Which lines include the word "using"? Copy each of them.

• **Provided records**:
====================

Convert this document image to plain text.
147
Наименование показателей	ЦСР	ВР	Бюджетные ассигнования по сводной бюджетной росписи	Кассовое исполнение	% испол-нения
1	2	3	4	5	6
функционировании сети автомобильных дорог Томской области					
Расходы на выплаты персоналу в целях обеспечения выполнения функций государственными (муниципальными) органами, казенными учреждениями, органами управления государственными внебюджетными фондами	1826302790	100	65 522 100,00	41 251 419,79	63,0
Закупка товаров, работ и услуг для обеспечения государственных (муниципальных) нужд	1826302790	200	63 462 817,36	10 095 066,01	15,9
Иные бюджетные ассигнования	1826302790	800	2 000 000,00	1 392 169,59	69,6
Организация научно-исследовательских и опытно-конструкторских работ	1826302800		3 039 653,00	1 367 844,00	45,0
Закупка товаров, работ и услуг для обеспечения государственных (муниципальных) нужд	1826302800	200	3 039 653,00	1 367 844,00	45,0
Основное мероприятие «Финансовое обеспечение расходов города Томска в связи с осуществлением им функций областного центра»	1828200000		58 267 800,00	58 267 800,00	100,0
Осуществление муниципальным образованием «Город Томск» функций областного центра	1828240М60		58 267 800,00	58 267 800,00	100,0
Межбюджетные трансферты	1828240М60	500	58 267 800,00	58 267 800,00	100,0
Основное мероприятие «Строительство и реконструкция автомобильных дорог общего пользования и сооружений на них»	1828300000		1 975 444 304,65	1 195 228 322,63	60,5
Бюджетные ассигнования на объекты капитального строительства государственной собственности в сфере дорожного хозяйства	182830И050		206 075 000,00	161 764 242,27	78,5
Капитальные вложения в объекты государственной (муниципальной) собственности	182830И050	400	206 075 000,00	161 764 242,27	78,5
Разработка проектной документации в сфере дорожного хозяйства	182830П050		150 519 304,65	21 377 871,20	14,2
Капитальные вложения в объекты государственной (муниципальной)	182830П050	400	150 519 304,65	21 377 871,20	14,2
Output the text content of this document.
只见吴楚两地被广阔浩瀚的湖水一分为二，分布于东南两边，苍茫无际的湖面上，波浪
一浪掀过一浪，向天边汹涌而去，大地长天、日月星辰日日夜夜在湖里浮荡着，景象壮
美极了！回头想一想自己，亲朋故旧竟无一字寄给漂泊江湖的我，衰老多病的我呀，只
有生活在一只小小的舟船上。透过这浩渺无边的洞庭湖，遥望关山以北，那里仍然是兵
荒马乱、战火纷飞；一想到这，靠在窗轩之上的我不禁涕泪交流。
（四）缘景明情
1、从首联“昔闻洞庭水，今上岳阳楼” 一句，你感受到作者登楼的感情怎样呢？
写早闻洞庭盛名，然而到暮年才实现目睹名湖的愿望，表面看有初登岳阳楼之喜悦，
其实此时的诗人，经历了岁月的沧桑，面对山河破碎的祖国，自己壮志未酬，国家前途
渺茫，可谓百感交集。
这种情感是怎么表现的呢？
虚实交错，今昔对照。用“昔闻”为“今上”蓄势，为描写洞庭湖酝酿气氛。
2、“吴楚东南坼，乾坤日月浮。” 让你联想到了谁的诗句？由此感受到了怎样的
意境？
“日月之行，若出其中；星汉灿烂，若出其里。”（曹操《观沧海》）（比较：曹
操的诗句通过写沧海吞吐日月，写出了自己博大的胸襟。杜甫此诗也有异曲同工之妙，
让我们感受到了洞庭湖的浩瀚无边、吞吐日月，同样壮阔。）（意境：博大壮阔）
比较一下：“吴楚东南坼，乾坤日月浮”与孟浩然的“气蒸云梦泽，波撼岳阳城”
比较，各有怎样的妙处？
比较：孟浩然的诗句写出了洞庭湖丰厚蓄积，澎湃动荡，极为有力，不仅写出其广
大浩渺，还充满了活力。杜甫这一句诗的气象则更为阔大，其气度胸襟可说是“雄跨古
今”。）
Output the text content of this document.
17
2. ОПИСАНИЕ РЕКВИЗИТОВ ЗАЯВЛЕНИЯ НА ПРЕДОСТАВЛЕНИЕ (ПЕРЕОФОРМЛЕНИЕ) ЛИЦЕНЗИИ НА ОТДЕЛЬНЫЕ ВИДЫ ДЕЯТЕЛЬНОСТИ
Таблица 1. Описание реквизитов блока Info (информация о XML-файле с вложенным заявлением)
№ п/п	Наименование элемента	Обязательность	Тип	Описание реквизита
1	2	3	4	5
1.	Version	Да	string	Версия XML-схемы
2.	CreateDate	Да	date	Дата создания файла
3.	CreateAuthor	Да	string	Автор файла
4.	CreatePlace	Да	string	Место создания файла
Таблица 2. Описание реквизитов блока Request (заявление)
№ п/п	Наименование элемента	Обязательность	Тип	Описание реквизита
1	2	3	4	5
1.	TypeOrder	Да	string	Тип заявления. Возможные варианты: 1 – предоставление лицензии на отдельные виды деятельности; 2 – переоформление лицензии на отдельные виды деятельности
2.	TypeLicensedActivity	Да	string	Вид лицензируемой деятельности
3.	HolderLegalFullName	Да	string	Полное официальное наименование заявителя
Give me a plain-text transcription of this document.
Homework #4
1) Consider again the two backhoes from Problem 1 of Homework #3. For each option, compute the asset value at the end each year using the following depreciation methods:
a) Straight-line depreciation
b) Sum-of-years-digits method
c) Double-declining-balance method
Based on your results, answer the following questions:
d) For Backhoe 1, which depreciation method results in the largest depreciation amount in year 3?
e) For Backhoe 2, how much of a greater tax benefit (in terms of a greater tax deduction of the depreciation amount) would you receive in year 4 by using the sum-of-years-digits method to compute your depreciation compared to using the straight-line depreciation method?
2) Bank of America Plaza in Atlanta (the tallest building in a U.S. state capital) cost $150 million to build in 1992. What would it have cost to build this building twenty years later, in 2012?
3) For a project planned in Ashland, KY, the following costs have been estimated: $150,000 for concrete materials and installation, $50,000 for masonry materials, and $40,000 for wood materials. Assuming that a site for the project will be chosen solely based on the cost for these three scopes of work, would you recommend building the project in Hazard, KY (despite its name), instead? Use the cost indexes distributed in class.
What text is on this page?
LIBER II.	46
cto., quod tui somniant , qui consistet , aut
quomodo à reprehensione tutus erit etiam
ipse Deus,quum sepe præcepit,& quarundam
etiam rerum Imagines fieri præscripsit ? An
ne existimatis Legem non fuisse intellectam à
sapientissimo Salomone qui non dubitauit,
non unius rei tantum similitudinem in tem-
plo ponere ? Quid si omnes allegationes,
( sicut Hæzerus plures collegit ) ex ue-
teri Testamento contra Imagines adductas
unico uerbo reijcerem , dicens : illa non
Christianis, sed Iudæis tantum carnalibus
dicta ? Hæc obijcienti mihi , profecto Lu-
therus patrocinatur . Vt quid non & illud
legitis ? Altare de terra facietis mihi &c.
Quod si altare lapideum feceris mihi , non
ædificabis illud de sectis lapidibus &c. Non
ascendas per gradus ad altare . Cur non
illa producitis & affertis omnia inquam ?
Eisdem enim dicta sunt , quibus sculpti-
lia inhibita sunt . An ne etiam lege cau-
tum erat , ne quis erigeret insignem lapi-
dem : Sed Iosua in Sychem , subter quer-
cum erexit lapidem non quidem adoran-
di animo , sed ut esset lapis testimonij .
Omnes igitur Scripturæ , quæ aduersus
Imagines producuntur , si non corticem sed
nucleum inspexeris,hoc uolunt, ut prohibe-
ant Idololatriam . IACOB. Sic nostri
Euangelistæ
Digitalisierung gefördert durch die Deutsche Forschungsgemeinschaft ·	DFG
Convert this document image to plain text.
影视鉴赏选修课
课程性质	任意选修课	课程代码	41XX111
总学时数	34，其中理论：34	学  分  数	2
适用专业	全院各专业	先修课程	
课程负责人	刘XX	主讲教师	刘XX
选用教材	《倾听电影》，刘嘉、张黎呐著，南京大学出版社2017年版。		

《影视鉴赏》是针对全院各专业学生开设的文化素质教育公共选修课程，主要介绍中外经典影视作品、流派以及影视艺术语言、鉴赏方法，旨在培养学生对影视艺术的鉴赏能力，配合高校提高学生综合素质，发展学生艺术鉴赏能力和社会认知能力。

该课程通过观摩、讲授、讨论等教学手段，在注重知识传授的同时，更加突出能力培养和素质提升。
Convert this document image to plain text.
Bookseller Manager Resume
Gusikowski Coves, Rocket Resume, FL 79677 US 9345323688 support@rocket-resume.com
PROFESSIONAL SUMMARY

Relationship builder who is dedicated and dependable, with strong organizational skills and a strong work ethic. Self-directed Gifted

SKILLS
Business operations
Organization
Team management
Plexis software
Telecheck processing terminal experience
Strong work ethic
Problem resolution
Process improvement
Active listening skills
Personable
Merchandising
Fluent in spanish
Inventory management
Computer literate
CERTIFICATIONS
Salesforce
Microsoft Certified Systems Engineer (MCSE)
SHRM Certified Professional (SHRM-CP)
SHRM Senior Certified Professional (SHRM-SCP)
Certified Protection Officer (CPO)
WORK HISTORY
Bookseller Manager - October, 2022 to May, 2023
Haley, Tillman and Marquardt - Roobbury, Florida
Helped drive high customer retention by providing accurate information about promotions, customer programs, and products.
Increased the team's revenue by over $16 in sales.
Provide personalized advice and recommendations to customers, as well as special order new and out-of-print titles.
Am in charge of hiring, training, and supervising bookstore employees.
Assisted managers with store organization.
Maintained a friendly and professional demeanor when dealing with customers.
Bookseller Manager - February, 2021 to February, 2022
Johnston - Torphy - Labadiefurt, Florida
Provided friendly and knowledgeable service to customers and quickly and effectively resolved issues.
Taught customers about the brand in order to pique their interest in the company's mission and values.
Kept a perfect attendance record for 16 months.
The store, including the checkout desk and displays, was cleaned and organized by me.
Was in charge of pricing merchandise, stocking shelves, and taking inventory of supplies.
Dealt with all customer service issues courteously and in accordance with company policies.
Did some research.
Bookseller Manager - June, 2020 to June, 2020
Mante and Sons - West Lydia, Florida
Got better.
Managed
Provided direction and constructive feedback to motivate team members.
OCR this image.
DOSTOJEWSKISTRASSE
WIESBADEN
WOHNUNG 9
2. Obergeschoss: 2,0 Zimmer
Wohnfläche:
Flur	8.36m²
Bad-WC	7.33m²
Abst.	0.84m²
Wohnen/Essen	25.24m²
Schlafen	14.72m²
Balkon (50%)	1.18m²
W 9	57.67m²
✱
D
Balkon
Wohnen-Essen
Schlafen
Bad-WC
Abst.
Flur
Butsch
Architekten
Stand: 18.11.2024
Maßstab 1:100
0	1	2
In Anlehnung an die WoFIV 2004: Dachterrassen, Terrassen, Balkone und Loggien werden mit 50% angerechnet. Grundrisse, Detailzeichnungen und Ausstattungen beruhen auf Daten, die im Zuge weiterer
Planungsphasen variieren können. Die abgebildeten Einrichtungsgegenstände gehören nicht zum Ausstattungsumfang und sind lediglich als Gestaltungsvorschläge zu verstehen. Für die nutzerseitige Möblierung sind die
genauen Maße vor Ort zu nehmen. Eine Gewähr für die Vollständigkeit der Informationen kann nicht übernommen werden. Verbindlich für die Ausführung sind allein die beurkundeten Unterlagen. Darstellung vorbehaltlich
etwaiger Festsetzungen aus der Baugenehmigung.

====================

• **The answer**:
1) Consider again the two backhoes from Problem 1 of Homework #3. For each option, compute the asset value at the end each year using the following depreciation methods:
e) For Backhoe 2, how much of a greater tax benefit (in terms of a greater tax deduction of the depreciation amount) would you receive in year 4 by using the sum-of-years-digits method to compute your depreciation compared to using the straight-line depreciation method?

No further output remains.